Stored data

□ □ □ □ □ □ □

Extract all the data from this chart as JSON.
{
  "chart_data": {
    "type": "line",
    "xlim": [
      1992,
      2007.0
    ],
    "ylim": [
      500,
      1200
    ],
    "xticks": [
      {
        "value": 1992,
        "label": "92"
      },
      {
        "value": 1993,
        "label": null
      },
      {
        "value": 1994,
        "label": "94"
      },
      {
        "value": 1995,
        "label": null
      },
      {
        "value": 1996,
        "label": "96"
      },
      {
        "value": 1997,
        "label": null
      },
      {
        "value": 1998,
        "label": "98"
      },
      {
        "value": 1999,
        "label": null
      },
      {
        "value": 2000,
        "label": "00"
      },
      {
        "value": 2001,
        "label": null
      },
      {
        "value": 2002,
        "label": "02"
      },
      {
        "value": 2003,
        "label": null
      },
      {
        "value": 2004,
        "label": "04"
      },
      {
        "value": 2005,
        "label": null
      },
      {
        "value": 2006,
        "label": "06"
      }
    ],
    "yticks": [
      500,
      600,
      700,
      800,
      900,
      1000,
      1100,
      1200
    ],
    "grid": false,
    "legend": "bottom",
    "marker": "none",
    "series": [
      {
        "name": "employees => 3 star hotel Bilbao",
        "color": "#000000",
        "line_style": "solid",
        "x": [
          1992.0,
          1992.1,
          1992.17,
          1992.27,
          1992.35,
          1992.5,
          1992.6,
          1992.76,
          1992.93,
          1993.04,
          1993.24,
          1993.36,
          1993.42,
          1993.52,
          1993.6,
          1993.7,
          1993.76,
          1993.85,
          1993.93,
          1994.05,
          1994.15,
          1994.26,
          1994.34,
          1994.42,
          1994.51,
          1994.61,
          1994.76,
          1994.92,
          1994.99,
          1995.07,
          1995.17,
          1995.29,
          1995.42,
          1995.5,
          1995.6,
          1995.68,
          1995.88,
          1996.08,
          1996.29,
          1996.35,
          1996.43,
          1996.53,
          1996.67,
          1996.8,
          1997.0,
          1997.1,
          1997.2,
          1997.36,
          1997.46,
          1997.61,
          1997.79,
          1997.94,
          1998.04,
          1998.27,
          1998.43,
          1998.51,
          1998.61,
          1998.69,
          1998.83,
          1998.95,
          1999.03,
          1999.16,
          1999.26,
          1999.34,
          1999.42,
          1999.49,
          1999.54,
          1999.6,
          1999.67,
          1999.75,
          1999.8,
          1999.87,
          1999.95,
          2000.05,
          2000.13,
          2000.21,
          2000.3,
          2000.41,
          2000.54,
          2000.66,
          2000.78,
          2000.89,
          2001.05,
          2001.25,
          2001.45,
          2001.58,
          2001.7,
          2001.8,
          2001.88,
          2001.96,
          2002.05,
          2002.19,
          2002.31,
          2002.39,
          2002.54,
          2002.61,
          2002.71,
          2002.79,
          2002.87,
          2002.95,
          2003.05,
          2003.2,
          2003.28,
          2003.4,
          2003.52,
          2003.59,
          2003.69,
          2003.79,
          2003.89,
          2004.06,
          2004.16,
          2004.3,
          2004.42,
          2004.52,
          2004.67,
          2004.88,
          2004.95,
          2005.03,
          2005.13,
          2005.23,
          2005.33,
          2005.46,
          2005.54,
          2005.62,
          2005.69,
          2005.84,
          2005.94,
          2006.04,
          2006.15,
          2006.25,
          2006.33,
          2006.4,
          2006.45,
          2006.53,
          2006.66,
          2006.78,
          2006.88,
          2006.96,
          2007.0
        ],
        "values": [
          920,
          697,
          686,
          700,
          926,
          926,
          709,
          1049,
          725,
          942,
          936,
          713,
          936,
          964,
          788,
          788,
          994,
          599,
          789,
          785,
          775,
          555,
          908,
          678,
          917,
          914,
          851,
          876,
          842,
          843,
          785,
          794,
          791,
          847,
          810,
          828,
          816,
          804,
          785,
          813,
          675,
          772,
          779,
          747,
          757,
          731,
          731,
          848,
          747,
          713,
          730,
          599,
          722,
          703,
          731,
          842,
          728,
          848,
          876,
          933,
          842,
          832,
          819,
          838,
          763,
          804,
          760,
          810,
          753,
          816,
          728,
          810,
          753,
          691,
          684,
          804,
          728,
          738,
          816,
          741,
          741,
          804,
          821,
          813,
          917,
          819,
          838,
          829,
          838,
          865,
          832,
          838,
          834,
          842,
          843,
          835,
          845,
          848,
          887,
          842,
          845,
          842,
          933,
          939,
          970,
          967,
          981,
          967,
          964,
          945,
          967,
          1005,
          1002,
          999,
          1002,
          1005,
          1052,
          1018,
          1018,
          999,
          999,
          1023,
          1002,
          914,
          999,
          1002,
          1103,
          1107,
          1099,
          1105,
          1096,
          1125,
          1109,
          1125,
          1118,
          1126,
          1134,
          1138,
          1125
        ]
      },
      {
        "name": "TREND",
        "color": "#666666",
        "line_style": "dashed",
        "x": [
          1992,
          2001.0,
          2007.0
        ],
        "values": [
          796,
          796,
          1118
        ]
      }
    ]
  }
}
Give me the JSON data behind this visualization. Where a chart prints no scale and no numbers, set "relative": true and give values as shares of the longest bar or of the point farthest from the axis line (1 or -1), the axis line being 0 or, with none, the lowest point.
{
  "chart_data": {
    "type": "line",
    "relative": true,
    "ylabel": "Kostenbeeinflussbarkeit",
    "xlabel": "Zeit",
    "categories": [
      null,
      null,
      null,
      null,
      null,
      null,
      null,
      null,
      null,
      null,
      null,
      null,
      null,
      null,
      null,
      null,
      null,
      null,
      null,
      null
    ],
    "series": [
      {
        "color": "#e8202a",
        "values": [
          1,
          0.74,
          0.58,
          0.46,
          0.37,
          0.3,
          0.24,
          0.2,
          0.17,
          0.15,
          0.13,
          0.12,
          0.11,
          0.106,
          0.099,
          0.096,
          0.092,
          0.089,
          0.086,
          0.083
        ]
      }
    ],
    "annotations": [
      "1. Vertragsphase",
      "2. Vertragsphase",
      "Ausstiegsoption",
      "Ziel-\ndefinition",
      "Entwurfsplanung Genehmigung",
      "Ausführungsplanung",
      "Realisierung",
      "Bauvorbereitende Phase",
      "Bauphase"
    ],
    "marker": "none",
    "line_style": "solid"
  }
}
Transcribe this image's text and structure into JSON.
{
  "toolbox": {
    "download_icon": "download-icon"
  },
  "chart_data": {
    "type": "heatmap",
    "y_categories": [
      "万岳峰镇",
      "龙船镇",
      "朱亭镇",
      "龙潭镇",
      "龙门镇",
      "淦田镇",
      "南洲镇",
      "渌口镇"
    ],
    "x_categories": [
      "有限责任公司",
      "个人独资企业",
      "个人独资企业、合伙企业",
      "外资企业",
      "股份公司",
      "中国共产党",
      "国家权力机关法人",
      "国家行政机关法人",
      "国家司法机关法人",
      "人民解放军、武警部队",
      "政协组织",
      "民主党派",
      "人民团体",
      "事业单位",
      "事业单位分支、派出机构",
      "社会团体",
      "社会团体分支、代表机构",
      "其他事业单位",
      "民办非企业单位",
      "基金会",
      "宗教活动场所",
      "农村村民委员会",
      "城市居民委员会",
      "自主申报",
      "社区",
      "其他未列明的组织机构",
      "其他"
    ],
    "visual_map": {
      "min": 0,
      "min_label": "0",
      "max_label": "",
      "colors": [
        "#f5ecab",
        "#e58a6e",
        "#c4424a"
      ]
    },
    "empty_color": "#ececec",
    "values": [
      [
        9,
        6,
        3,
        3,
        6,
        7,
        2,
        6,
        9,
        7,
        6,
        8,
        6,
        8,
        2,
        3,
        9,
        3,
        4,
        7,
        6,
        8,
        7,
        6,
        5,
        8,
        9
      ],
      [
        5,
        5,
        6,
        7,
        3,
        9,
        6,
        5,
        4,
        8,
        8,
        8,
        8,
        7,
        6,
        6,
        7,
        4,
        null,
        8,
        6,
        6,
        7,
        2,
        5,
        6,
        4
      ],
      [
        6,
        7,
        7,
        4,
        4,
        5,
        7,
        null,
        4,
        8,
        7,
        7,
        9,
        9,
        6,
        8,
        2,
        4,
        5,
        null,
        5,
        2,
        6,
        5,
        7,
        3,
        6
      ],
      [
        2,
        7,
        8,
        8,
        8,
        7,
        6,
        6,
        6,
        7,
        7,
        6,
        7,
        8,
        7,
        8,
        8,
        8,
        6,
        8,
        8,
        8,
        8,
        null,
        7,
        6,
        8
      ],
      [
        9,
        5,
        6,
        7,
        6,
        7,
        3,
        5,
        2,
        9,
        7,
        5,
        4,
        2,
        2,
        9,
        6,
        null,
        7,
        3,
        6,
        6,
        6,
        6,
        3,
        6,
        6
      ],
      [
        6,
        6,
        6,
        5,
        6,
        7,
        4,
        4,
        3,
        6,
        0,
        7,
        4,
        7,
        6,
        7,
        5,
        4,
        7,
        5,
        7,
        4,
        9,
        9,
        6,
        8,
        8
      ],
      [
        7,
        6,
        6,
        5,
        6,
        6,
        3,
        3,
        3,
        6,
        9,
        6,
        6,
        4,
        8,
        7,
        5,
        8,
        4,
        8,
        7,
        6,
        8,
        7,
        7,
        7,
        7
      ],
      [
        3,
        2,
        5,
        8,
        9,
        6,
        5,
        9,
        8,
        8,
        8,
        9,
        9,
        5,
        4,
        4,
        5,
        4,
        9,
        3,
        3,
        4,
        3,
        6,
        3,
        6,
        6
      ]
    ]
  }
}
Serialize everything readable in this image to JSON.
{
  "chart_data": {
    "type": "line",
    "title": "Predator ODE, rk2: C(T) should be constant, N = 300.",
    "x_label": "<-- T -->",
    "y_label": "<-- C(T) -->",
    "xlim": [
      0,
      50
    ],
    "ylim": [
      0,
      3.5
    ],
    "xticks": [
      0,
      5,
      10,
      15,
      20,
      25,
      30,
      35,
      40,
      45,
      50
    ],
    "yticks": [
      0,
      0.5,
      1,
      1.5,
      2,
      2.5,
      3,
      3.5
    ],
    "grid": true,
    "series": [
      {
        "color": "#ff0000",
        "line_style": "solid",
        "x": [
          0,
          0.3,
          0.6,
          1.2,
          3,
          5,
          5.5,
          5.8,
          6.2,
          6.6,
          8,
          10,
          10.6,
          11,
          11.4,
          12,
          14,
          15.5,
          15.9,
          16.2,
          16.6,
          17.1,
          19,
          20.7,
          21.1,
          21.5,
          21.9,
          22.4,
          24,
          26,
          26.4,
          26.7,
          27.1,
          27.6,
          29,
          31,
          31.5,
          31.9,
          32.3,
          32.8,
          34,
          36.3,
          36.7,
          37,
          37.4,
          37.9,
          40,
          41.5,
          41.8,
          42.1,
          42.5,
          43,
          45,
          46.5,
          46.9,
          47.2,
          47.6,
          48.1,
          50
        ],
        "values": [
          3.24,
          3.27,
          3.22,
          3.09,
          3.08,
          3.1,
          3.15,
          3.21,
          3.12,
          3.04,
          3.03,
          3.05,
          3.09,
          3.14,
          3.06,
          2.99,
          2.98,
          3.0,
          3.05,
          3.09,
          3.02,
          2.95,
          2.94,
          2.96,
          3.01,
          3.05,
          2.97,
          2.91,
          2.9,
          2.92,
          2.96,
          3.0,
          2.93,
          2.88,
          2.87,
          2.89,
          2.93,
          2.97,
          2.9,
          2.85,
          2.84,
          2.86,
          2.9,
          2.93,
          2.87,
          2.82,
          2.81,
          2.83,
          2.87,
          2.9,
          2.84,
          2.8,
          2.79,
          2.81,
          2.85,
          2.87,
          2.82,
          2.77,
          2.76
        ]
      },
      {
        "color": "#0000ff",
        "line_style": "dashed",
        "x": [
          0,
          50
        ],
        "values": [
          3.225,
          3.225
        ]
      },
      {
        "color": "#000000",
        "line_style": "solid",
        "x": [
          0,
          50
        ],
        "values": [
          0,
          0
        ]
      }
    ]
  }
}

□ □ □ □ □ □ □

**Task details**. Of the lines in the records, how many contain the word "relative"? Answer with the number and nothing else.

**Finished task**. 2